* START Dataset extract *

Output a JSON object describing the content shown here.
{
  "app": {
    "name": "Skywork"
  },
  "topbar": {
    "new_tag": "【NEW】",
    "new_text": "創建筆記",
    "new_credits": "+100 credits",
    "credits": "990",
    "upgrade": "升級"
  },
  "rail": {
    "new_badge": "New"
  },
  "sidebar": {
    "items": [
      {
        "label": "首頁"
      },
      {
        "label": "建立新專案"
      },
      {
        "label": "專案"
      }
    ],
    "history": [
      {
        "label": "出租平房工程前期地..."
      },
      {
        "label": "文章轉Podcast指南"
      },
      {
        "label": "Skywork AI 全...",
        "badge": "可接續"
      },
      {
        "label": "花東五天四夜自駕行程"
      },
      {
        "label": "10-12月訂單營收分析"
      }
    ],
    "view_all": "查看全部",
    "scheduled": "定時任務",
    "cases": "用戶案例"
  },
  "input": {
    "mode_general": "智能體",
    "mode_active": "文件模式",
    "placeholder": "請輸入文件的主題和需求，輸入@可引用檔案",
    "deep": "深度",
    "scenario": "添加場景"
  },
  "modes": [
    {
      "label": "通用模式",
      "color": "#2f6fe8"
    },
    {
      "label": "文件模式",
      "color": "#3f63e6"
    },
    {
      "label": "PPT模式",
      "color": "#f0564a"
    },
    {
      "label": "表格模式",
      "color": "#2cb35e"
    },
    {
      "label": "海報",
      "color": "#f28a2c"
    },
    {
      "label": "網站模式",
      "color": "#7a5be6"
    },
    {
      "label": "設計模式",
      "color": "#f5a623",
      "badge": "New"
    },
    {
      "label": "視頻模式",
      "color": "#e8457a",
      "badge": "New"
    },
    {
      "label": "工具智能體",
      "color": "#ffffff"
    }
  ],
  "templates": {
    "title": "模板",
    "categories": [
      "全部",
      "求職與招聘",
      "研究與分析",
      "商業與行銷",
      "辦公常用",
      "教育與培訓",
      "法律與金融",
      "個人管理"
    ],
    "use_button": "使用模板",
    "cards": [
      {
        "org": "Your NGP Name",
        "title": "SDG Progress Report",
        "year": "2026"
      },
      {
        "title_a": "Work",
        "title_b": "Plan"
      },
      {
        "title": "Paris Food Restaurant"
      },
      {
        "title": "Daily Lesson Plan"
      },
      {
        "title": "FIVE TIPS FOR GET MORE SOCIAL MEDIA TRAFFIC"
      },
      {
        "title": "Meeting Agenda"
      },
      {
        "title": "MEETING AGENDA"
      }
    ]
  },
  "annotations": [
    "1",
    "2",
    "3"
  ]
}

* END Dataset extract *

• [Exercise aim] All of the material above needs to be copied exactly.

• [Solution to this exercise]
Output a JSON object describing the content shown here.
{
  "app": {
    "name": "Skywork"
  },
  "topbar": {
    "new_tag": "【NEW】",
    "new_text": "創建筆記",
    "new_credits": "+100 credits",
    "credits": "990",
    "upgrade": "升級"
  },
  "rail": {
    "new_badge": "New"
  },
  "sidebar": {
    "items": [
      {
        "label": "首頁"
      },
      {
        "label": "建立新專案"
      },
      {
        "label": "專案"
      }
    ],
    "history": [
      {
        "label": "出租平房工程前期地..."
      },
      {
        "label": "文章轉Podcast指南"
      },
      {
        "label": "Skywork AI 全...",
        "badge": "可接續"
      },
      {
        "label": "花東五天四夜自駕行程"
      },
      {
        "label": "10-12月訂單營收分析"
      }
    ],
    "view_all": "查看全部",
    "scheduled": "定時任務",
    "cases": "用戶案例"
  },
  "input": {
    "mode_general": "智能體",
    "mode_active": "文件模式",
    "placeholder": "請輸入文件的主題和需求，輸入@可引用檔案",
    "deep": "深度",
    "scenario": "添加場景"
  },
  "modes": [
    {
      "label": "通用模式",
      "color": "#2f6fe8"
    },
    {
      "label": "文件模式",
      "color": "#3f63e6"
    },
    {
      "label": "PPT模式",
      "color": "#f0564a"
    },
    {
      "label": "表格模式",
      "color": "#2cb35e"
    },
    {
      "label": "海報",
      "color": "#f28a2c"
    },
    {
      "label": "網站模式",
      "color": "#7a5be6"
    },
    {
      "label": "設計模式",
      "color": "#f5a623",
      "badge": "New"
    },
    {
      "label": "視頻模式",
      "color": "#e8457a",
      "badge": "New"
    },
    {
      "label": "工具智能體",
      "color": "#ffffff"
    }
  ],
  "templates": {
    "title": "模板",
    "categories": [
      "全部",
      "求職與招聘",
      "研究與分析",
      "商業與行銷",
      "辦公常用",
      "教育與培訓",
      "法律與金融",
      "個人管理"
    ],
    "use_button": "使用模板",
    "cards": [
      {
        "org": "Your NGP Name",
        "title": "SDG Progress Report",
        "year": "2026"
      },
      {
        "title_a": "Work",
        "title_b": "Plan"
      },
      {
        "title": "Paris Food Restaurant"
      },
      {
        "title": "Daily Lesson Plan"
      },
      {
        "title": "FIVE TIPS FOR GET MORE SOCIAL MEDIA TRAFFIC"
      },
      {
        "title": "Meeting Agenda"
      },
      {
        "title": "MEETING AGENDA"
      }
    ]
  },
  "annotations": [
    "1",
    "2",
    "3"
  ]
}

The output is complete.